=== WHAT THE TASK REQUIRES ===
Repeat each line of the data below exactly, but skip the pictures.

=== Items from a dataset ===

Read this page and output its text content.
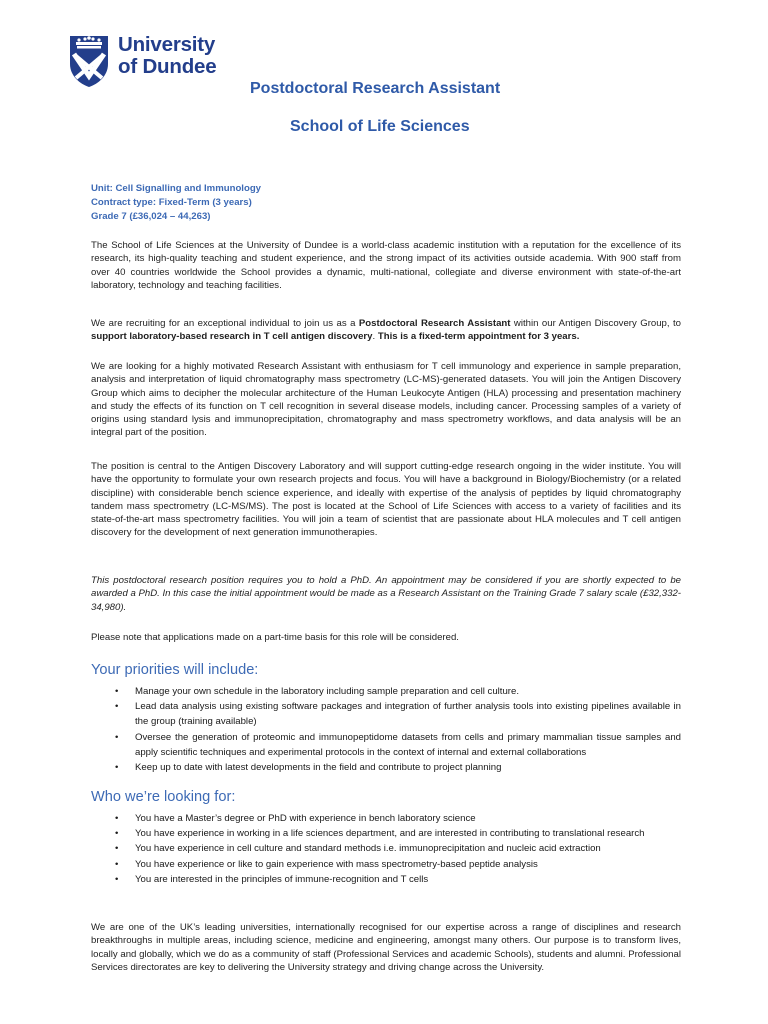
University
of Dundee
Postdoctoral Research Assistant
School of Life Sciences
Unit: Cell Signalling and Immunology
Contract type: Fixed-Term (3 years)
Grade 7 (£36,024 – 44,263)

The School of Life Sciences at the University of Dundee is a world-class academic institution with a reputation for the excellence of its research, its high-quality teaching and student experience, and the strong impact of its activities outside academia. With 900 staff from over 40 countries worldwide the School provides a dynamic, multi-national, collegiate and diverse environment with state-of-the-art laboratory, technology and teaching facilities.

We are recruiting for an exceptional individual to join us as a Postdoctoral Research Assistant within our Antigen Discovery Group, to support laboratory-based research in T cell antigen discovery. This is a fixed-term appointment for 3 years.

We are looking for a highly motivated Research Assistant with enthusiasm for T cell immunology and experience in sample preparation, analysis and interpretation of liquid chromatography mass spectrometry (LC-MS)-generated datasets. You will join the Antigen Discovery Group which aims to decipher the molecular architecture of the Human Leukocyte Antigen (HLA) processing and presentation machinery and study the effects of its function on T cell recognition in several disease models, including cancer. Processing samples of a variety of origins using standard lysis and immunoprecipitation, chromatography and mass spectrometry workflows, and data analysis will be an integral part of the position.

The position is central to the Antigen Discovery Laboratory and will support cutting-edge research ongoing in the wider institute. You will have the opportunity to formulate your own research projects and focus. You will have a background in Biology/Biochemistry (or a related discipline) with considerable bench science experience, and ideally with expertise of the analysis of peptides by liquid chromatography tandem mass spectrometry (LC-MS/MS). The post is located at the School of Life Sciences with access to a variety of facilities and its state-of-the-art mass spectrometry facilities. You will join a team of scientist that are passionate about HLA molecules and T cell antigen discovery for the development of next generation immunotherapies.

This postdoctoral research position requires you to hold a PhD. An appointment may be considered if you are shortly expected to be awarded a PhD. In this case the initial appointment would be made as a Research Assistant on the Training Grade 7 salary scale (£32,332-34,980).

Please note that applications made on a part-time basis for this role will be considered.

Your priorities will include:
• Manage your own schedule in the laboratory including sample preparation and cell culture.
• Lead data analysis using existing software packages and integration of further analysis tools into existing pipelines available in the group (training available)
• Oversee the generation of proteomic and immunopeptidome datasets from cells and primary mammalian tissue samples and apply scientific techniques and experimental protocols in the context of internal and external collaborations
• Keep up to date with latest developments in the field and contribute to project planning
Who we’re looking for:
• You have a Master’s degree or PhD with experience in bench laboratory science
• You have experience in working in a life sciences department, and are interested in contributing to translational research
• You have experience in cell culture and standard methods i.e. immunoprecipitation and nucleic acid extraction
• You have experience or like to gain experience with mass spectrometry-based peptide analysis
• You are interested in the principles of immune-recognition and T cells

We are one of the UK’s leading universities, internationally recognised for our expertise across a range of disciplines and research breakthroughs in multiple areas, including science, medicine and engineering, amongst many others. Our purpose is to transform lives, locally and globally, which we do as a community of staff (Professional Services and academic Schools), students and alumni. Professional Services directorates are key to delivering the University strategy and driving change across the University.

=== ANSWER FOR THE TASK ===
Read this page and output its text content.
University
of Dundee
Postdoctoral Research Assistant
School of Life Sciences
Unit: Cell Signalling and Immunology
Contract type: Fixed-Term (3 years)
Grade 7 (£36,024 – 44,263)

The School of Life Sciences at the University of Dundee is a world-class academic institution with a reputation for the excellence of its research, its high-quality teaching and student experience, and the strong impact of its activities outside academia. With 900 staff from over 40 countries worldwide the School provides a dynamic, multi-national, collegiate and diverse environment with state-of-the-art laboratory, technology and teaching facilities.

We are recruiting for an exceptional individual to join us as a Postdoctoral Research Assistant within our Antigen Discovery Group, to support laboratory-based research in T cell antigen discovery. This is a fixed-term appointment for 3 years.

We are looking for a highly motivated Research Assistant with enthusiasm for T cell immunology and experience in sample preparation, analysis and interpretation of liquid chromatography mass spectrometry (LC-MS)-generated datasets. You will join the Antigen Discovery Group which aims to decipher the molecular architecture of the Human Leukocyte Antigen (HLA) processing and presentation machinery and study the effects of its function on T cell recognition in several disease models, including cancer. Processing samples of a variety of origins using standard lysis and immunoprecipitation, chromatography and mass spectrometry workflows, and data analysis will be an integral part of the position.

The position is central to the Antigen Discovery Laboratory and will support cutting-edge research ongoing in the wider institute. You will have the opportunity to formulate your own research projects and focus. You will have a background in Biology/Biochemistry (or a related discipline) with considerable bench science experience, and ideally with expertise of the analysis of peptides by liquid chromatography tandem mass spectrometry (LC-MS/MS). The post is located at the School of Life Sciences with access to a variety of facilities and its state-of-the-art mass spectrometry facilities. You will join a team of scientist that are passionate about HLA molecules and T cell antigen discovery for the development of next generation immunotherapies.

This postdoctoral research position requires you to hold a PhD. An appointment may be considered if you are shortly expected to be awarded a PhD. In this case the initial appointment would be made as a Research Assistant on the Training Grade 7 salary scale (£32,332-34,980).

Please note that applications made on a part-time basis for this role will be considered.

Your priorities will include:
• Manage your own schedule in the laboratory including sample preparation and cell culture.
• Lead data analysis using existing software packages and integration of further analysis tools into existing pipelines available in the group (training available)
• Oversee the generation of proteomic and immunopeptidome datasets from cells and primary mammalian tissue samples and apply scientific techniques and experimental protocols in the context of internal and external collaborations
• Keep up to date with latest developments in the field and contribute to project planning
Who we’re looking for:
• You have a Master’s degree or PhD with experience in bench laboratory science
• You have experience in working in a life sciences department, and are interested in contributing to translational research
• You have experience in cell culture and standard methods i.e. immunoprecipitation and nucleic acid extraction
• You have experience or like to gain experience with mass spectrometry-based peptide analysis
• You are interested in the principles of immune-recognition and T cells

We are one of the UK’s leading universities, internationally recognised for our expertise across a range of disciplines and research breakthroughs in multiple areas, including science, medicine and engineering, amongst many others. Our purpose is to transform lives, locally and globally, which we do as a community of staff (Professional Services and academic Schools), students and alumni. Professional Services directorates are key to delivering the University strategy and driving change across the University.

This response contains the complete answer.